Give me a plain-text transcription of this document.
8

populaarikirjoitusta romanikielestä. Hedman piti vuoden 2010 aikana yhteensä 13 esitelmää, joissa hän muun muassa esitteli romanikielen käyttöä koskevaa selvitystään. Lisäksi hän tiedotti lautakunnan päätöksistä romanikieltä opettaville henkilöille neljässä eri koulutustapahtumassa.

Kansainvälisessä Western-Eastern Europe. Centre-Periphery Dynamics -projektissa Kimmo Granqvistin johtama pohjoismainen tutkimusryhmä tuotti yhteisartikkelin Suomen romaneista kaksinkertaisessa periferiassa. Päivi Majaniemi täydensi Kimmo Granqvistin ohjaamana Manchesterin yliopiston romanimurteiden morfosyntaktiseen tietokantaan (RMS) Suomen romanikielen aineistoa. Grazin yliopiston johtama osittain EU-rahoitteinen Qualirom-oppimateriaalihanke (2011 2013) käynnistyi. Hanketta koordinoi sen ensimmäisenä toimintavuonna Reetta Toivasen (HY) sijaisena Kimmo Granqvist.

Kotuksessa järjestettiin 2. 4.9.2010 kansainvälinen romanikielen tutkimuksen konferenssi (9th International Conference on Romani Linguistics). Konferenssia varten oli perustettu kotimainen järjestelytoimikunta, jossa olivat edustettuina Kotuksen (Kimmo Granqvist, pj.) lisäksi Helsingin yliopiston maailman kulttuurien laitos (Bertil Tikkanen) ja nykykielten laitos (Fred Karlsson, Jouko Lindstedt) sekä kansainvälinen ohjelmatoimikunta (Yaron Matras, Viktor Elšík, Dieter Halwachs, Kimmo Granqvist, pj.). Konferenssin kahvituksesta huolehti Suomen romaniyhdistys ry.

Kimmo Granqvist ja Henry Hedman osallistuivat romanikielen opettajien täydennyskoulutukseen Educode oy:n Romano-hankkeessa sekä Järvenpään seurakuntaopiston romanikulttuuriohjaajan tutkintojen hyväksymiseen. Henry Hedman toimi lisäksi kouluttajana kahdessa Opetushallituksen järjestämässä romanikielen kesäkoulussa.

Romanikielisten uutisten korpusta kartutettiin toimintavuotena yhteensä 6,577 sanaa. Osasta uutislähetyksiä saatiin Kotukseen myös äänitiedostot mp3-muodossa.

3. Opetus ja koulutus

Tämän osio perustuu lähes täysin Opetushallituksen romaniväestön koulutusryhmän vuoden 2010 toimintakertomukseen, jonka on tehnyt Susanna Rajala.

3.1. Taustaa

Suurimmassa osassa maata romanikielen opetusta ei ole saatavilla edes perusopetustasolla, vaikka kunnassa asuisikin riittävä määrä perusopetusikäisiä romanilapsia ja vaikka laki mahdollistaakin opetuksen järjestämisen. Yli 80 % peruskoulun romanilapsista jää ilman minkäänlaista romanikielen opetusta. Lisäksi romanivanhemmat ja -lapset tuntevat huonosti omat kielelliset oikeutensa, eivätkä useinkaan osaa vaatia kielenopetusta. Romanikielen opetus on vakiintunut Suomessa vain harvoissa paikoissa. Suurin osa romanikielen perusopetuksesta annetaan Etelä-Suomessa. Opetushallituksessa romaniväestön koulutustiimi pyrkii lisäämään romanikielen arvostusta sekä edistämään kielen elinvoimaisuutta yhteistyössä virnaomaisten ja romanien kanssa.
- - - -
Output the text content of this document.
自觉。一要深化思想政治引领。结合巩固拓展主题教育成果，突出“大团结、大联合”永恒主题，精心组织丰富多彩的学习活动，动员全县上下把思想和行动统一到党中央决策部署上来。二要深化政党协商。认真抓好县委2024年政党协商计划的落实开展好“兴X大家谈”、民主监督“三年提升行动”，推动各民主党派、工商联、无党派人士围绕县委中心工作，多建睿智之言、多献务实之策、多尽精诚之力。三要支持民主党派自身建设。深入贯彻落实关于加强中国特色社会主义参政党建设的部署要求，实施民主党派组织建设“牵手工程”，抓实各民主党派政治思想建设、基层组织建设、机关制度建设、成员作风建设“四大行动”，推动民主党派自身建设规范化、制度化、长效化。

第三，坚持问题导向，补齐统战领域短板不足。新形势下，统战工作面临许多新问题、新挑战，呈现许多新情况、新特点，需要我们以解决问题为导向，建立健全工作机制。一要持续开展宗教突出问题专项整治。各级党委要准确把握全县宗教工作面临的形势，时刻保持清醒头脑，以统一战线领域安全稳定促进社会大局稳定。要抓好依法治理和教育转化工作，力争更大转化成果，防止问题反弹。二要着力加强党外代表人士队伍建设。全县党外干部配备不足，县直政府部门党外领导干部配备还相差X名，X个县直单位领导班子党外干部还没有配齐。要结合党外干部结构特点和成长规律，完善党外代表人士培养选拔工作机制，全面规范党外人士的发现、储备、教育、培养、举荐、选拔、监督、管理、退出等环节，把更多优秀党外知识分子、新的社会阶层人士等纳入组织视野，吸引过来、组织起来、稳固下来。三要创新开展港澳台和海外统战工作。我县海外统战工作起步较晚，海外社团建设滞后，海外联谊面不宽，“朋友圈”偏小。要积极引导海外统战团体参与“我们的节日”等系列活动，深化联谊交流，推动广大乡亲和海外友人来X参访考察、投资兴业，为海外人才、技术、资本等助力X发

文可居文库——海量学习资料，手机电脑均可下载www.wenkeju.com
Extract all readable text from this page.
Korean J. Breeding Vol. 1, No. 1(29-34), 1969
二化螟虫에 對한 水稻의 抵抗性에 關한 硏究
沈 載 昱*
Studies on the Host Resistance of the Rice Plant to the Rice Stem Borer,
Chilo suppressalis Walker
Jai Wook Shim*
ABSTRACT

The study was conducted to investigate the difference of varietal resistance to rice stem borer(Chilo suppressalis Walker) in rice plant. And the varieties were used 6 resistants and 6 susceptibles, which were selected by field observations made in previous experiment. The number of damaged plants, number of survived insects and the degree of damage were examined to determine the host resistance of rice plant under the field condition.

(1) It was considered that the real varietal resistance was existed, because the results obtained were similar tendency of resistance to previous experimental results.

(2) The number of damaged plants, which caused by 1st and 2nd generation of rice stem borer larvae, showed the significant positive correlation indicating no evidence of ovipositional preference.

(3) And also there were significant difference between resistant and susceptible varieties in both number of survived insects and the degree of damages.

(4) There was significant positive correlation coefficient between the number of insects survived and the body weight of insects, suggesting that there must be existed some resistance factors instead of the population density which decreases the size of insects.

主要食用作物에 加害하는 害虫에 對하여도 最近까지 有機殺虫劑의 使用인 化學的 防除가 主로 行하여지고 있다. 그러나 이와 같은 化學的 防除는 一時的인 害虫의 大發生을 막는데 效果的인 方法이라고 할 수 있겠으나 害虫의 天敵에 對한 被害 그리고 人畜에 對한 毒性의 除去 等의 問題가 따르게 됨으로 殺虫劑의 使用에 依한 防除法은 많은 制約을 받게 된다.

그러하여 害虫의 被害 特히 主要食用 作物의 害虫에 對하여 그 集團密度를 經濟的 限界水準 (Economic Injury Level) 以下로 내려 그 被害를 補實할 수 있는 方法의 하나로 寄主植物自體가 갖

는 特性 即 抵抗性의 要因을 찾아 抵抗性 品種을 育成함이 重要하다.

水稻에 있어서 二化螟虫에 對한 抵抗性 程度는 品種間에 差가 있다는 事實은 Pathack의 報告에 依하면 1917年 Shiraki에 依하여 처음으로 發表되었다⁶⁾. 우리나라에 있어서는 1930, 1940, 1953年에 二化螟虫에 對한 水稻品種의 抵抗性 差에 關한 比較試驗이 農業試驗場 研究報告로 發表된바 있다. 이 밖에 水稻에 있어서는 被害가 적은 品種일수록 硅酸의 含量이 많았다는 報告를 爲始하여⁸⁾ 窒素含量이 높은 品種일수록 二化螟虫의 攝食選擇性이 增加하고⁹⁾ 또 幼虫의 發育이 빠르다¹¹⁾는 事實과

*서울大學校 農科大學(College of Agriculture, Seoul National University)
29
- - - -
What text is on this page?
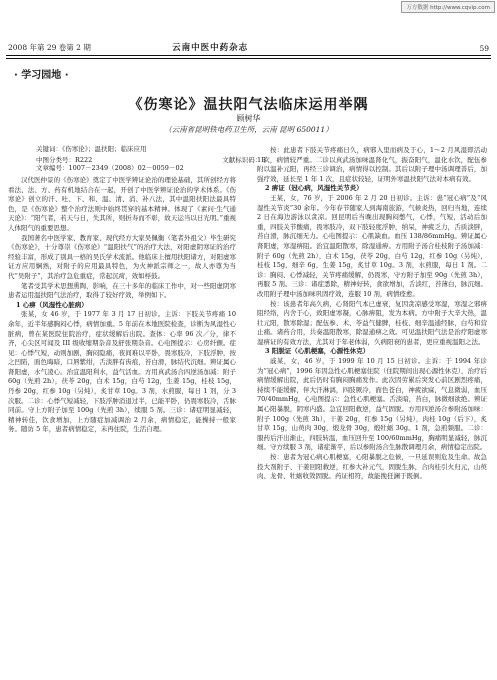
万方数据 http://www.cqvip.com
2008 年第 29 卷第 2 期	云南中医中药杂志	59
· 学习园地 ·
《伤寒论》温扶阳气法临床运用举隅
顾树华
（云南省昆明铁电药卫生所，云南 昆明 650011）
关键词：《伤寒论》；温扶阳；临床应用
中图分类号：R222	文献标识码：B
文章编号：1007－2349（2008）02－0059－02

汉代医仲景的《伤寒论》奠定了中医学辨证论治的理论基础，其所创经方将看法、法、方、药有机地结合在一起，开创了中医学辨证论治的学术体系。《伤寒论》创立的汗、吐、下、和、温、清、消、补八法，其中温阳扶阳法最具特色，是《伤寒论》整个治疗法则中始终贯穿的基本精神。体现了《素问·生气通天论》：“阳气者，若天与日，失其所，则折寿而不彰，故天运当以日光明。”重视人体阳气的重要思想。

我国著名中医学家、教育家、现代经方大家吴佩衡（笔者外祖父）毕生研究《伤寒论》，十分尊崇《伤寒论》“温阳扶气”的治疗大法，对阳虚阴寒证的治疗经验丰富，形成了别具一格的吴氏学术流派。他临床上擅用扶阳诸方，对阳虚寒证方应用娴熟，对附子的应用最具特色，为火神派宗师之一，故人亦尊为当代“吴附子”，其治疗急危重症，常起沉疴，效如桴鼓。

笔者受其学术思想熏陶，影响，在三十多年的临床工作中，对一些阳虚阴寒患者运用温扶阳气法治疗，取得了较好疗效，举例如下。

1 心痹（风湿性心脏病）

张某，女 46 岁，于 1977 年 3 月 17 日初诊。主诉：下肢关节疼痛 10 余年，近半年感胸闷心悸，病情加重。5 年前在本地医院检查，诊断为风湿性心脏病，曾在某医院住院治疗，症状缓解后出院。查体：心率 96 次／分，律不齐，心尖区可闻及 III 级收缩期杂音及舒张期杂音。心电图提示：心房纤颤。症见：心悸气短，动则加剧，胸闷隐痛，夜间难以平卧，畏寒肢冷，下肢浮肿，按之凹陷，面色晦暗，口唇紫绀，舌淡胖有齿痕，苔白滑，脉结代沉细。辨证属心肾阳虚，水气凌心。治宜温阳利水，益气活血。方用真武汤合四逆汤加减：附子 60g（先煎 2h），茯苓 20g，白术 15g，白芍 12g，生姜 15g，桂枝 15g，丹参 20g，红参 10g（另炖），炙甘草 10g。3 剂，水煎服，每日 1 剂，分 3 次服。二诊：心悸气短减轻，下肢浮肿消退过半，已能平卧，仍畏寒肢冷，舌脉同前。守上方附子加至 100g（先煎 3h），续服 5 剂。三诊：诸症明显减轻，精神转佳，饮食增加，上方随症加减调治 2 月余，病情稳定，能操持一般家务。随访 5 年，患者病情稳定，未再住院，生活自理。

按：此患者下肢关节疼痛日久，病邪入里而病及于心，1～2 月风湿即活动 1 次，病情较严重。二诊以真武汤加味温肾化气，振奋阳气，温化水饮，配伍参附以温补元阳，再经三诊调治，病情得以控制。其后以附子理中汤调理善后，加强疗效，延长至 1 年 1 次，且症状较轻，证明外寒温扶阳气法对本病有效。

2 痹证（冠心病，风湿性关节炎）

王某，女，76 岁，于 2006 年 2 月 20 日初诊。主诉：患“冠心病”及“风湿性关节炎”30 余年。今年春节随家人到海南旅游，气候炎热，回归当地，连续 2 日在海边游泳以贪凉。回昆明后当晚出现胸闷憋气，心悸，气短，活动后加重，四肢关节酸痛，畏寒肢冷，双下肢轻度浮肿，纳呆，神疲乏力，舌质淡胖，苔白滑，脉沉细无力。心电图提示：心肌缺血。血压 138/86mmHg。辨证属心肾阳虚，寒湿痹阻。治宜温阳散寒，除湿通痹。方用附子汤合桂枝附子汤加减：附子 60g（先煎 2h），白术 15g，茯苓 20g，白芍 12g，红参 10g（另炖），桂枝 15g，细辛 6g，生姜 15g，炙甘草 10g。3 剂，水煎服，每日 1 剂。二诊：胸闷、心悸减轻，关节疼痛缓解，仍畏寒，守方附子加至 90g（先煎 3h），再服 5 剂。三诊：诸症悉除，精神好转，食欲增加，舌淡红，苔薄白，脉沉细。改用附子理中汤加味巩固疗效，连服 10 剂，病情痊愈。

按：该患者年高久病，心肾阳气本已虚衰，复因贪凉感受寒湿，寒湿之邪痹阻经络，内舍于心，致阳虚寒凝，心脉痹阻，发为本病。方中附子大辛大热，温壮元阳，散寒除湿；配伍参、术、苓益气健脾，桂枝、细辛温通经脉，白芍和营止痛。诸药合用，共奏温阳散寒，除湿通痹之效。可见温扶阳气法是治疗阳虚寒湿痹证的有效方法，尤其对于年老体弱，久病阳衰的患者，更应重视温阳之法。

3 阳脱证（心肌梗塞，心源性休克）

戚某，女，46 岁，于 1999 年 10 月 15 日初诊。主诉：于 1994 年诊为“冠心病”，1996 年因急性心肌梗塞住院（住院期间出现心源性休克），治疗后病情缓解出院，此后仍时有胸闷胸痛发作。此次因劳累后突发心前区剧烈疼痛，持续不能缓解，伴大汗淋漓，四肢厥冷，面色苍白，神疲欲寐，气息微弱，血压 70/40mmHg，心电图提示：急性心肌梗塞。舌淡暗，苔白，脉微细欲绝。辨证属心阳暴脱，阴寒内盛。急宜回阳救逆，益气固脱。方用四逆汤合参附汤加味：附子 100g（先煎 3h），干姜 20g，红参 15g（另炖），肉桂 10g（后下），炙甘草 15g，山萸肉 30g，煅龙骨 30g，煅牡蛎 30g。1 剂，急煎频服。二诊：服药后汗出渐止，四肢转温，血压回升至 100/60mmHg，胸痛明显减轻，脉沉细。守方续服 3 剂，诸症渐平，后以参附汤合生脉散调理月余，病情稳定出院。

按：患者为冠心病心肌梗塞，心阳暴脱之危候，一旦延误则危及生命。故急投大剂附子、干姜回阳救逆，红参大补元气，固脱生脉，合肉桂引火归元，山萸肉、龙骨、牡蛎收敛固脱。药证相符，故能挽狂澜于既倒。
- - - -
Written instruction: Point out every line holding the string "document" and copy it.

Task response:
Give me a plain-text transcription of this document.
Output the text content of this document.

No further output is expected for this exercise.